- **Partes del ejercicio**
A. Actualice el pasaje del fragmento sobre las cucarachas que empieza por "En aquella cuadra, mejor" y sigue hasta "de algunos bares.", de modo que "cuadra" quede sustituido por "establo".
B. Enumere todas las prendas negras que, según el fragmento sobre las cucarachas, llevaba la vieja.
C. Responda a lo siguiente a partir del fragmento sobre las cucarachas:
(i) ¿Dónde aparecen las cucarachas marrones y ligeras?
(ii) ¿Qué derramaba la vieja sobre el dorso de las cucarachas?
(iii) ¿Qué nombre daban a las delgadas velas usadas el día de la Candelera?

- **Segmento del documento**

········

En aquella cuadra, mejor dicho, en el
espacio empedrado que cubría el espacio en declive que iba desde la puerta
hasta la cama de paja de las caballerías, al encender la mísera luz, descubría
uno como caminaban torpemente las negras y pesadas cucarachas; a pensar de su
fealdad no producían la repugnancia de las marrones y ligeras que aparecen en
los mostradores o bajo las cafeteras de algunos bares.
Trataban aquellos coleópteros, al notarse
sorprendidos, de ocultarse en sus agujeros, pero me acuerdo de aquella vieja,
tan negra como las cucarachas, con su pañoleta negra atada debajo de la
barbilla, su toquilla y blusa negras, sus sayas, delantal y medias y alpargatas
también negras, que quiso darnos a los niños una más negra diversión. Cogió
varias cucarachas y derramando sobre sus dorsos una gota de cera, iba pegando a
cada una, un corto cabo de aquellas delgadas velas usadas el día de la
Candelera, a las que llamábamos candeletas; apagó la luz y fue encendiendo las
velillas que como mástiles portaban los bichos.

········

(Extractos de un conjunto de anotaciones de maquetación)
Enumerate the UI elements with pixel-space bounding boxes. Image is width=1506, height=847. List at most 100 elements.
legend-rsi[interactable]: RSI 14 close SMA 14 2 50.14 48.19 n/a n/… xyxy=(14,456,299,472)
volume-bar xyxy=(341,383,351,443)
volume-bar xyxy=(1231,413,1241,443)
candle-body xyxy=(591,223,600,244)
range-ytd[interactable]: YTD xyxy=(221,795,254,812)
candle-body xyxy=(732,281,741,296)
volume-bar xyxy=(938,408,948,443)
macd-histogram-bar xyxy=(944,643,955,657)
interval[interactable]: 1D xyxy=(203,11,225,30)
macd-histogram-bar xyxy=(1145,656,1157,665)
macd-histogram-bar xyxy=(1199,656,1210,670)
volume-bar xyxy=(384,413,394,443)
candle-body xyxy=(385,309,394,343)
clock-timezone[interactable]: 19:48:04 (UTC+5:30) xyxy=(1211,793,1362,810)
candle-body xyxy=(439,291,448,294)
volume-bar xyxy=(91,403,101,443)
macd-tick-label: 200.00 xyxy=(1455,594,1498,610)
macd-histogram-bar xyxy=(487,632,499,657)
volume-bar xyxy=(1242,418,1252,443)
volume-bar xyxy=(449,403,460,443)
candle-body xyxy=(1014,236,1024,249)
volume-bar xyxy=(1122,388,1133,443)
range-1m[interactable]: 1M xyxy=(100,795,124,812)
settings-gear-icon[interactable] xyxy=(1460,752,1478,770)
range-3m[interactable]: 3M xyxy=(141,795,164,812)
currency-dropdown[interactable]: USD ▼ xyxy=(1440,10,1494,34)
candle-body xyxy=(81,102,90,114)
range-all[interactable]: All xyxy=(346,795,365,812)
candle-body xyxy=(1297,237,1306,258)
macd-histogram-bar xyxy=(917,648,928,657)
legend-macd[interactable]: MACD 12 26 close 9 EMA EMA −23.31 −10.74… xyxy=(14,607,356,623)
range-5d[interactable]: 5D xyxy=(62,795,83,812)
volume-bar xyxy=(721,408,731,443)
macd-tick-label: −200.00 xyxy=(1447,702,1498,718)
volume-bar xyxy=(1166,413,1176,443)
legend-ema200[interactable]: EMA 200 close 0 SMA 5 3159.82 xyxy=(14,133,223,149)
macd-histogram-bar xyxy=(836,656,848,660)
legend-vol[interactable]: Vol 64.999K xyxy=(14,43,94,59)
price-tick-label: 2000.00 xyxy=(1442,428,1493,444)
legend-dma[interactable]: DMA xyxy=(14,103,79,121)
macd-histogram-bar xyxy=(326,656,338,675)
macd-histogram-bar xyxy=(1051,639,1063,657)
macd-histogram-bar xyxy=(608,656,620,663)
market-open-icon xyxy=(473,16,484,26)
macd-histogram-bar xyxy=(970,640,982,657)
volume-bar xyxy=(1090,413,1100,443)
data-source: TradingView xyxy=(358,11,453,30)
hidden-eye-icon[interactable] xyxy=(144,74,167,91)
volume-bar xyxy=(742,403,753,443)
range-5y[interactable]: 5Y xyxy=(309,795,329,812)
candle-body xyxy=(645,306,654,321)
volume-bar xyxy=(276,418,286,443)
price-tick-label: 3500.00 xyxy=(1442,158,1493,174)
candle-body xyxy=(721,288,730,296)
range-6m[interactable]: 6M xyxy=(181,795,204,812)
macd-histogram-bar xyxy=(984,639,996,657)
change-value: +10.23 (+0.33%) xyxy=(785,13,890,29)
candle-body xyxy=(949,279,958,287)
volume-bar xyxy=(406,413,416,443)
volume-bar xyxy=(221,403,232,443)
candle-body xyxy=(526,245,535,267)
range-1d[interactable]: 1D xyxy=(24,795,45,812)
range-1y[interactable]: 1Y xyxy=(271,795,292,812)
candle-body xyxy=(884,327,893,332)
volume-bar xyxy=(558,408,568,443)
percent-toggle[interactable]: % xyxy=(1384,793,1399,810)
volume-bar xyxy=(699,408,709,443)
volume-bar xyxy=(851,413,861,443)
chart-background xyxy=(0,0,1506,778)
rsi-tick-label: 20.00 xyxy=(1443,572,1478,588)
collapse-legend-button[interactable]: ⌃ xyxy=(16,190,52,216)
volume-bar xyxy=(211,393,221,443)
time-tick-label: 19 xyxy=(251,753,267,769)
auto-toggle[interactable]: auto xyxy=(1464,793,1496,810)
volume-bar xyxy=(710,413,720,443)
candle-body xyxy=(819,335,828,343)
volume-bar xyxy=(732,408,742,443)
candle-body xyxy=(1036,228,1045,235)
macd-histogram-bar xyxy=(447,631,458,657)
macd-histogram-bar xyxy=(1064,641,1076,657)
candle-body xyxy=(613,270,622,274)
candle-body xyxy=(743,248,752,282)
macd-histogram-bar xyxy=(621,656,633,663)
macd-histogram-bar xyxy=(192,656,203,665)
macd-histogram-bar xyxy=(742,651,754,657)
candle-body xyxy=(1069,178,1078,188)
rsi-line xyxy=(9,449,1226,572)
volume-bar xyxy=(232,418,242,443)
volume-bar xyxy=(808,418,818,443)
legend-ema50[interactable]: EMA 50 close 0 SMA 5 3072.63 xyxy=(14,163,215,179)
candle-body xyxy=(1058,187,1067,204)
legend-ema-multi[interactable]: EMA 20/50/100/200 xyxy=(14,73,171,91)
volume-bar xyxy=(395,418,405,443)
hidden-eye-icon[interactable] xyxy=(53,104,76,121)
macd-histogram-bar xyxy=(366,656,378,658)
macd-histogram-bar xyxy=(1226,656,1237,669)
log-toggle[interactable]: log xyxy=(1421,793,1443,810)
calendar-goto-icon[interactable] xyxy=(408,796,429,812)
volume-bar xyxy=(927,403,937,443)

········

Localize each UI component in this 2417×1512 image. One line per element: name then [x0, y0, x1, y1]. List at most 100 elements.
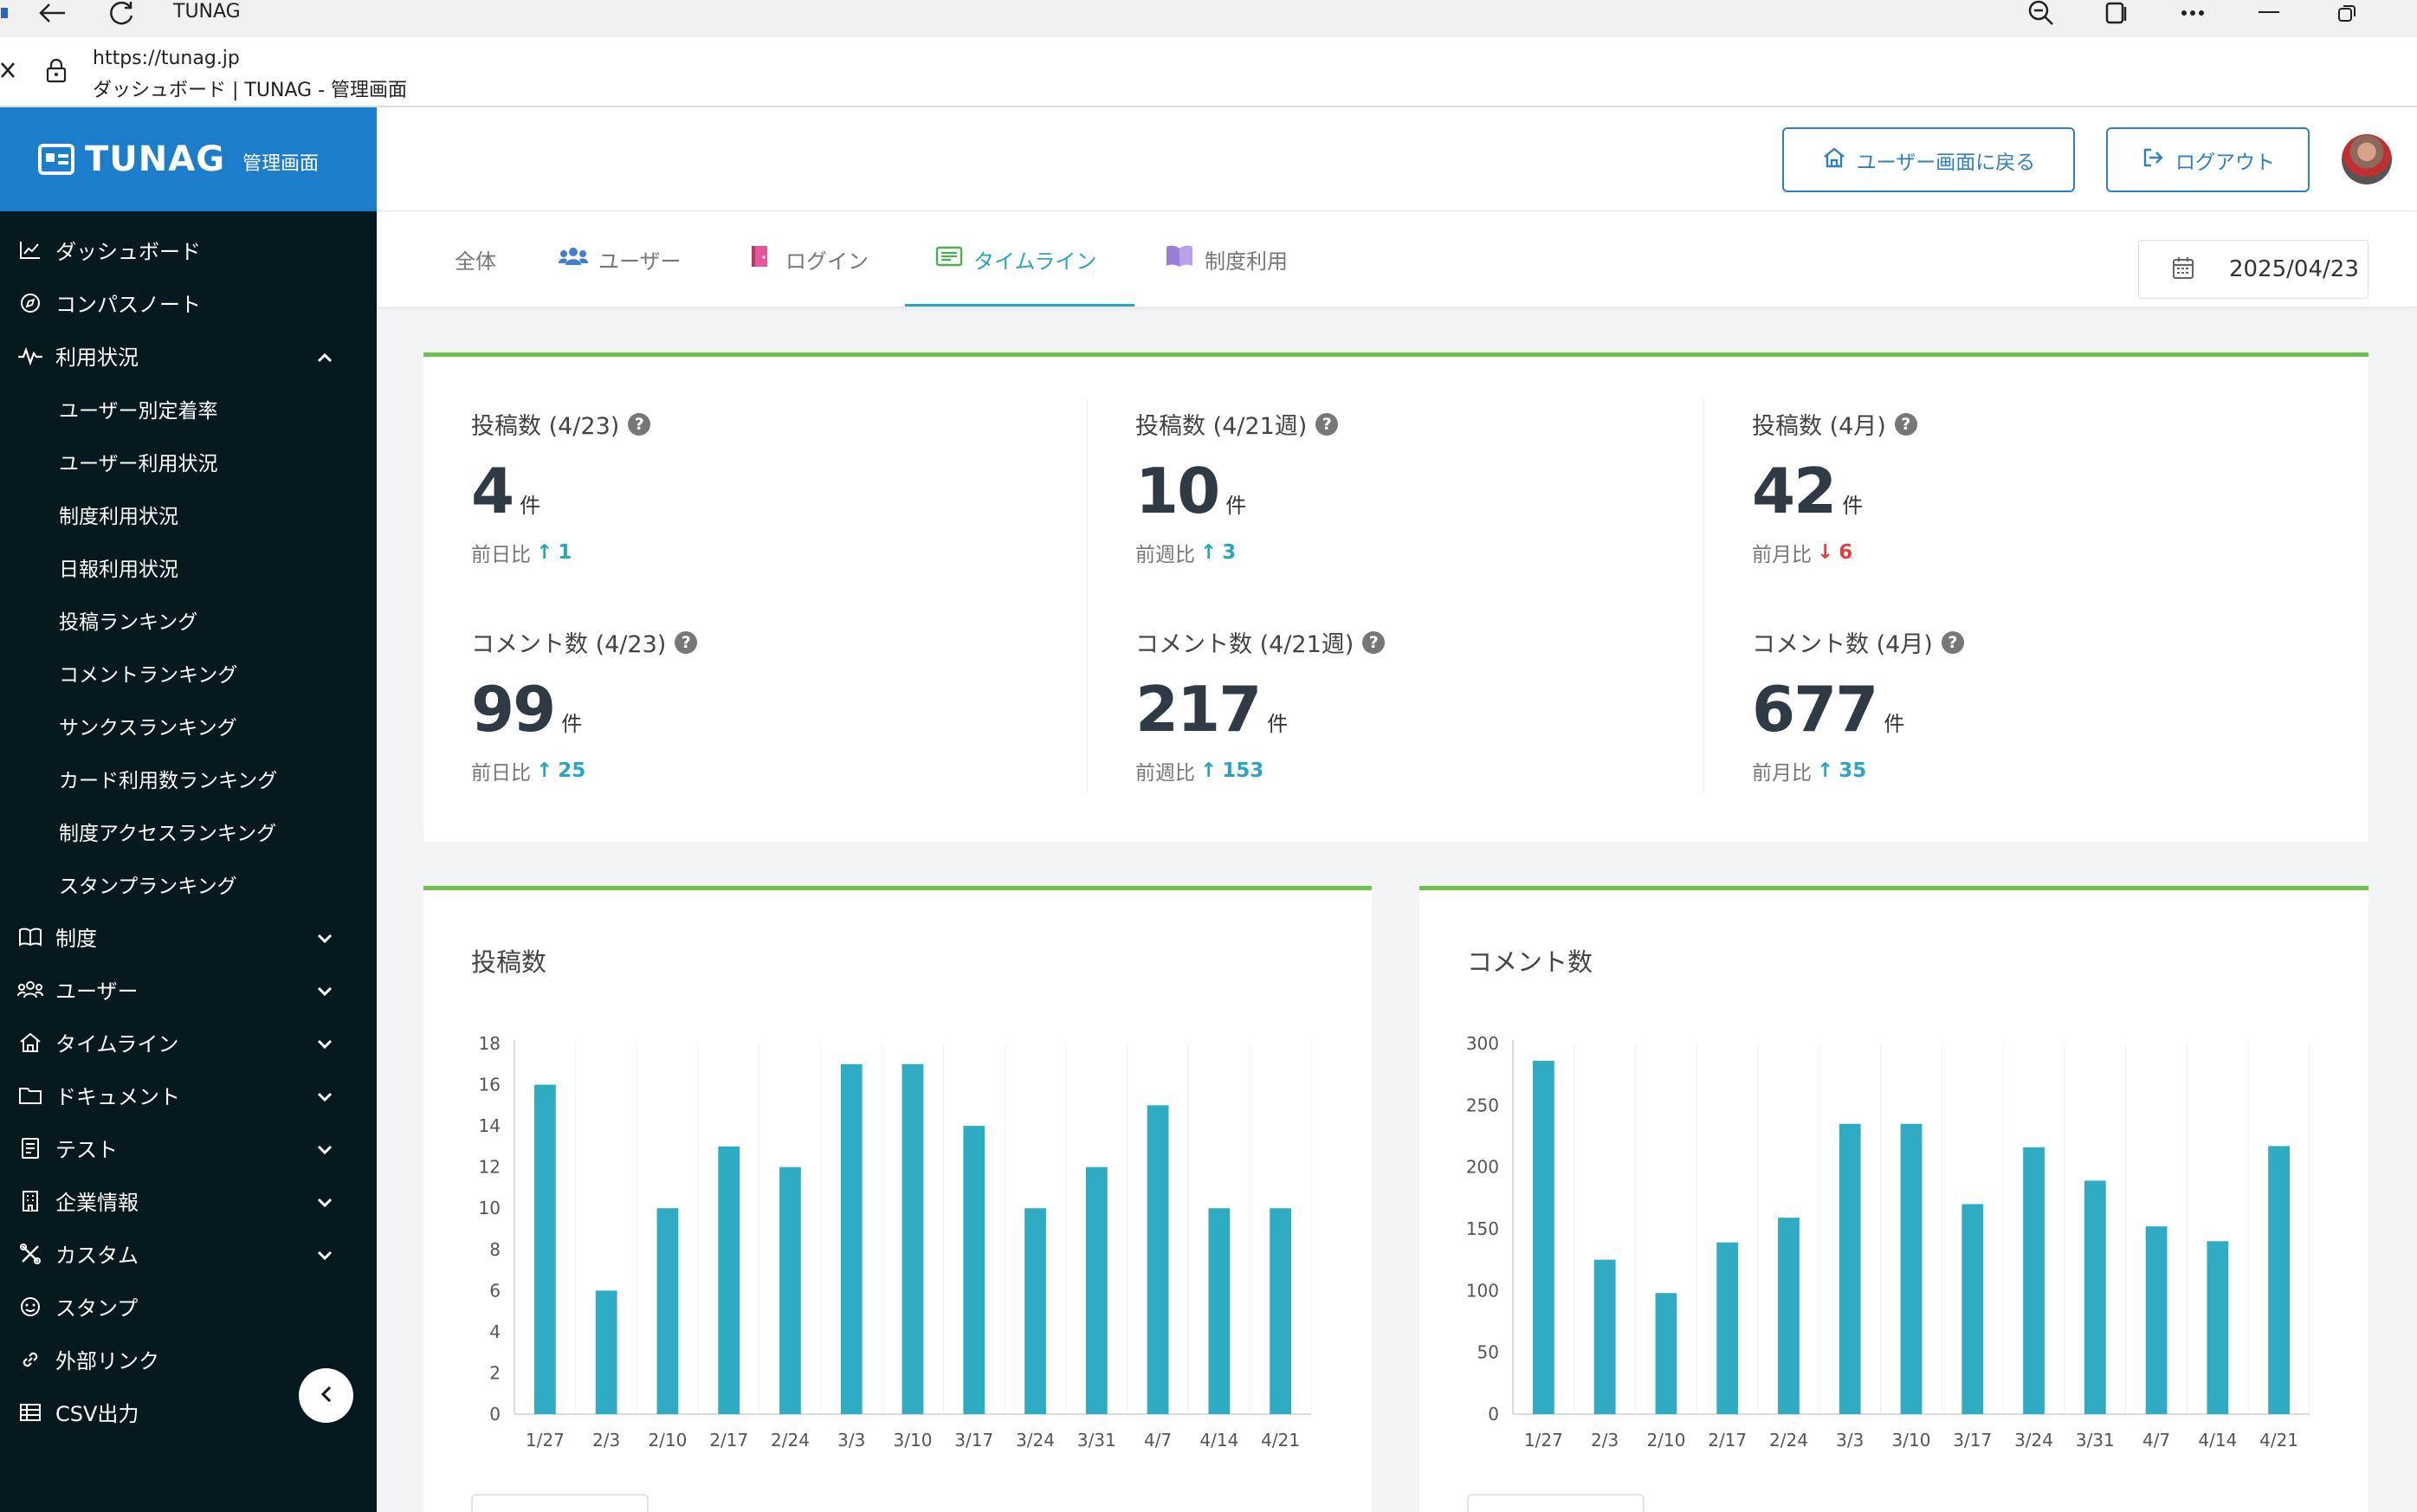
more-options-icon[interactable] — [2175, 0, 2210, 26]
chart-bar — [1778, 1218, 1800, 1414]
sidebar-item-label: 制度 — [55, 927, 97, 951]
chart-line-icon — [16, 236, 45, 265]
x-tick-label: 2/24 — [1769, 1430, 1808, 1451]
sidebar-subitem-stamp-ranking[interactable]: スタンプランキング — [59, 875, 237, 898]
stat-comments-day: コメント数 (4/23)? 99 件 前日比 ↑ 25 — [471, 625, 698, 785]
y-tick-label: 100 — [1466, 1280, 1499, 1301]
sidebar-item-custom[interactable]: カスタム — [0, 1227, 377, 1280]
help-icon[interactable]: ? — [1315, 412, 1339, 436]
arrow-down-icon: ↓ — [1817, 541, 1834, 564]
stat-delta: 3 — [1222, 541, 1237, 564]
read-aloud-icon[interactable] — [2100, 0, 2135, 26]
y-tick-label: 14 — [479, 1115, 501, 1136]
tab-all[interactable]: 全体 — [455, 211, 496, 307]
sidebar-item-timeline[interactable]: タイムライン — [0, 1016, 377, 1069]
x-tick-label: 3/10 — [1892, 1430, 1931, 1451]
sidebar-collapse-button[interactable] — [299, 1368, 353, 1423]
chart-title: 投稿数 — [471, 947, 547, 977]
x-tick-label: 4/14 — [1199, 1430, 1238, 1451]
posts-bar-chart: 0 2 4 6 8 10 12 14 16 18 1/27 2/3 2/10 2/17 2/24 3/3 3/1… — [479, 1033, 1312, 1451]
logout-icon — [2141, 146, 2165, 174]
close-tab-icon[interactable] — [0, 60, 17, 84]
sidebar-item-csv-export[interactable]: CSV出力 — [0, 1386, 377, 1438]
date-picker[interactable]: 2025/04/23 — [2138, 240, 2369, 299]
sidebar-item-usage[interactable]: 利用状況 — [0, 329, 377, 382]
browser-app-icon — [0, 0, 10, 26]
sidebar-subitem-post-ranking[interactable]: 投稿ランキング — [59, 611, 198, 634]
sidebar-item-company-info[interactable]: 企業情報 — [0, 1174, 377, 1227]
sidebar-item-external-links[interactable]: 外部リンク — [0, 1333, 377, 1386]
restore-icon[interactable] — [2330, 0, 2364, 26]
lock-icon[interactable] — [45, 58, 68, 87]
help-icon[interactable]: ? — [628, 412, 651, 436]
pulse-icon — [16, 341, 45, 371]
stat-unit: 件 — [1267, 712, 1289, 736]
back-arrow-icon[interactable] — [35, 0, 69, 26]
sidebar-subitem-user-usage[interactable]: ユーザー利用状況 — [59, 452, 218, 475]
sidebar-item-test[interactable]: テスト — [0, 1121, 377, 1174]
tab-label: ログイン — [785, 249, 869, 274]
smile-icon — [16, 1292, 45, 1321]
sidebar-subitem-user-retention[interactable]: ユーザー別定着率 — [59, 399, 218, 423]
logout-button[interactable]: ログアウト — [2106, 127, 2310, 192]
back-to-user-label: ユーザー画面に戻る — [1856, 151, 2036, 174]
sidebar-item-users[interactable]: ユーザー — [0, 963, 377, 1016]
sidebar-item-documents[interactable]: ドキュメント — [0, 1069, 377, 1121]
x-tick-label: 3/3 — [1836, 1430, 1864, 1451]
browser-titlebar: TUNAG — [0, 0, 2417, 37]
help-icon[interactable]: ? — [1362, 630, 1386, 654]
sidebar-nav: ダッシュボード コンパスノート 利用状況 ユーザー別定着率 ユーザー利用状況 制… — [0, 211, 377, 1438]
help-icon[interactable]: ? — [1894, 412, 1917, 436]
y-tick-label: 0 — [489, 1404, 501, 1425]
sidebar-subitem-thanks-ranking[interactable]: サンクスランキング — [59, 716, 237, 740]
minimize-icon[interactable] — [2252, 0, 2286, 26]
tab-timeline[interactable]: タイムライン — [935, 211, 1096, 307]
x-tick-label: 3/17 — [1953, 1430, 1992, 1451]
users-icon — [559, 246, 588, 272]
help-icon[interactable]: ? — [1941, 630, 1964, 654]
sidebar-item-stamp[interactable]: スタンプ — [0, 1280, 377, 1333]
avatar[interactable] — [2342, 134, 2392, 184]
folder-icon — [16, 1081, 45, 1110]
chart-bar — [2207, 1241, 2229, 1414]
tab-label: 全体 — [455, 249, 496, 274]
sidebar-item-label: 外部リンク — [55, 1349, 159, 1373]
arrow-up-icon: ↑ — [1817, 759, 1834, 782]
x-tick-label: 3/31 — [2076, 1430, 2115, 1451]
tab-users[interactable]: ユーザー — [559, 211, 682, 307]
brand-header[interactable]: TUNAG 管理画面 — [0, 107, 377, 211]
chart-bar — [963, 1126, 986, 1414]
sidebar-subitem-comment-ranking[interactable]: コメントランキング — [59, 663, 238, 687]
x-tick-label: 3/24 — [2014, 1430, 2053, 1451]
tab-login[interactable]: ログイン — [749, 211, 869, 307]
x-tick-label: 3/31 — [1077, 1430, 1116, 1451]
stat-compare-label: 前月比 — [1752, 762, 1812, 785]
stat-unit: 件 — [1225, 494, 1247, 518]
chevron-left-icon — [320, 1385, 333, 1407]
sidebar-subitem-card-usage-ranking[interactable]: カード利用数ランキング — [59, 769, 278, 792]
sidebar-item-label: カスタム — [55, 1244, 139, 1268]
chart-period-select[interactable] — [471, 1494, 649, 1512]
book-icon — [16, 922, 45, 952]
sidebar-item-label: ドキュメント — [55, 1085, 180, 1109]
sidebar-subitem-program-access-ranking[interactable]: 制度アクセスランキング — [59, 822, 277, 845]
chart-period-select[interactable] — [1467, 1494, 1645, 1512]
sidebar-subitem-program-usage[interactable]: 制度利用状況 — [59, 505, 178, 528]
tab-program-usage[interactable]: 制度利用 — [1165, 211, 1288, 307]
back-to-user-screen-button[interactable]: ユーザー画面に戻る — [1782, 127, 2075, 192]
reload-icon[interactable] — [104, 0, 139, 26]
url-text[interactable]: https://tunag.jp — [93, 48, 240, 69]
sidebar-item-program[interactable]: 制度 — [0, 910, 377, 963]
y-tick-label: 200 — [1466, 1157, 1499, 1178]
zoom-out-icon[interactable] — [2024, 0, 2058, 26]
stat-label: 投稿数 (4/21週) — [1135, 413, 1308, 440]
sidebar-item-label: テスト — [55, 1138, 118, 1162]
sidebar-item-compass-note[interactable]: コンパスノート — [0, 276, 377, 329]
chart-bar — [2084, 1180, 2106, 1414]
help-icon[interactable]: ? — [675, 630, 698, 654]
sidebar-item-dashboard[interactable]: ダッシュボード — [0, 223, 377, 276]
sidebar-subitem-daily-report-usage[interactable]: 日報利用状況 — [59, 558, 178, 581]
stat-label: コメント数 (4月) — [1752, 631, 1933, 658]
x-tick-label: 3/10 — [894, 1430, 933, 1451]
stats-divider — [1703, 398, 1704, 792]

········

- **Soluciones**
A.
En aquella establo, mejor dicho, en el
espacio empedrado que cubría el espacio en declive que iba desde la puerta
hasta la cama de paja de las caballerías, al encender la mísera luz, descubría
uno como caminaban torpemente las negras y pesadas cucarachas; a pensar de su
fealdad no producían la repugnancia de las marrones y ligeras que aparecen en
los mostradores o bajo las cafeteras de algunos bares.

B. pañoleta, toquilla, blusa, sayas, delantal, medias, alpargatas

C.
(i) En los mostradores o bajo las cafeteras de algunos bares.
(ii) Una gota de cera.
(iii) Candeletas.